[Collected data]
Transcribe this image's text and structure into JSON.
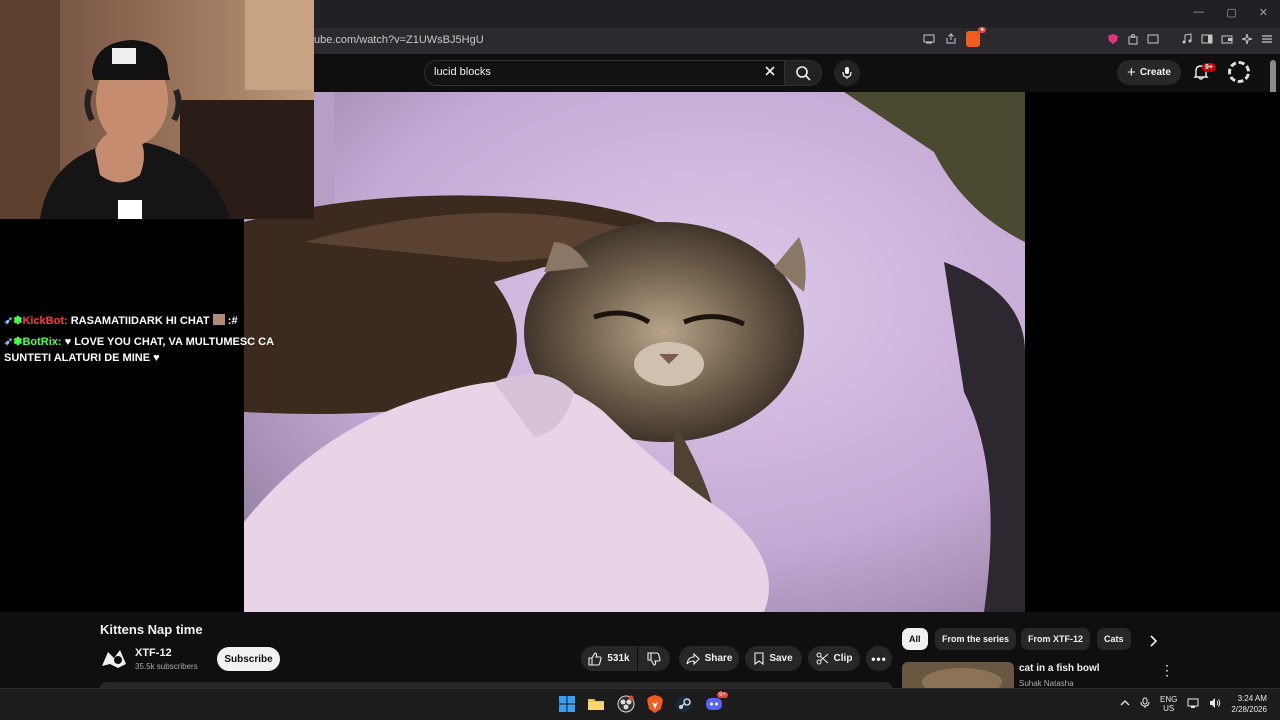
{
  "browser": {
    "url": "ube.com/watch?v=Z1UWsBJ5HgU",
    "window_controls": [
      "—",
      "▢",
      "✕"
    ]
  },
  "header": {
    "search_query": "lucid blocks",
    "create_label": "Create",
    "notifications_badge": "9+"
  },
  "stream_overlay": {
    "chat": [
      {
        "user": "KickBot:",
        "user_color": "#ff3b3b",
        "message": "RASAMATIIDARK HI CHAT",
        "suffix": ":#"
      },
      {
        "user": "BotRix:",
        "user_color": "#4cff4c",
        "message": "LOVE YOU CHAT, VA MULTUMESC CA SUNTETI ALATURI DE MINE"
      }
    ]
  },
  "video": {
    "title": "Kittens Nap time",
    "channel_name": "XTF-12",
    "subscribers": "35.5k subscribers",
    "subscribe_label": "Subscribe",
    "likes": "531k",
    "share_label": "Share",
    "save_label": "Save",
    "clip_label": "Clip"
  },
  "sidebar": {
    "chips": [
      "All",
      "From the series",
      "From XTF-12",
      "Cats"
    ],
    "recommendation": {
      "title": "cat in a fish bowl",
      "channel": "Suhak Natasha"
    }
  },
  "taskbar": {
    "lang_top": "ENG",
    "lang_bottom": "US",
    "time": "3:24 AM",
    "date": "2/28/2026",
    "discord_badge": "9+"
  },
  "colors": {
    "background": "#0f0f0f",
    "accent_red": "#cc0000",
    "chip_active": "#f1f1f1"
  }
}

- [TO BE DONE] Output the lines above in full and exactly as given, omitting any pictures.

- [SOLUTION TO THIS EXERCISE]
Transcribe this image's text and structure into JSON.
{
  "browser": {
    "url": "ube.com/watch?v=Z1UWsBJ5HgU",
    "window_controls": [
      "—",
      "▢",
      "✕"
    ]
  },
  "header": {
    "search_query": "lucid blocks",
    "create_label": "Create",
    "notifications_badge": "9+"
  },
  "stream_overlay": {
    "chat": [
      {
        "user": "KickBot:",
        "user_color": "#ff3b3b",
        "message": "RASAMATIIDARK HI CHAT",
        "suffix": ":#"
      },
      {
        "user": "BotRix:",
        "user_color": "#4cff4c",
        "message": "LOVE YOU CHAT, VA MULTUMESC CA SUNTETI ALATURI DE MINE"
      }
    ]
  },
  "video": {
    "title": "Kittens Nap time",
    "channel_name": "XTF-12",
    "subscribers": "35.5k subscribers",
    "subscribe_label": "Subscribe",
    "likes": "531k",
    "share_label": "Share",
    "save_label": "Save",
    "clip_label": "Clip"
  },
  "sidebar": {
    "chips": [
      "All",
      "From the series",
      "From XTF-12",
      "Cats"
    ],
    "recommendation": {
      "title": "cat in a fish bowl",
      "channel": "Suhak Natasha"
    }
  },
  "taskbar": {
    "lang_top": "ENG",
    "lang_bottom": "US",
    "time": "3:24 AM",
    "date": "2/28/2026",
    "discord_badge": "9+"
  },
  "colors": {
    "background": "#0f0f0f",
    "accent_red": "#cc0000",
    "chip_active": "#f1f1f1"
  }
}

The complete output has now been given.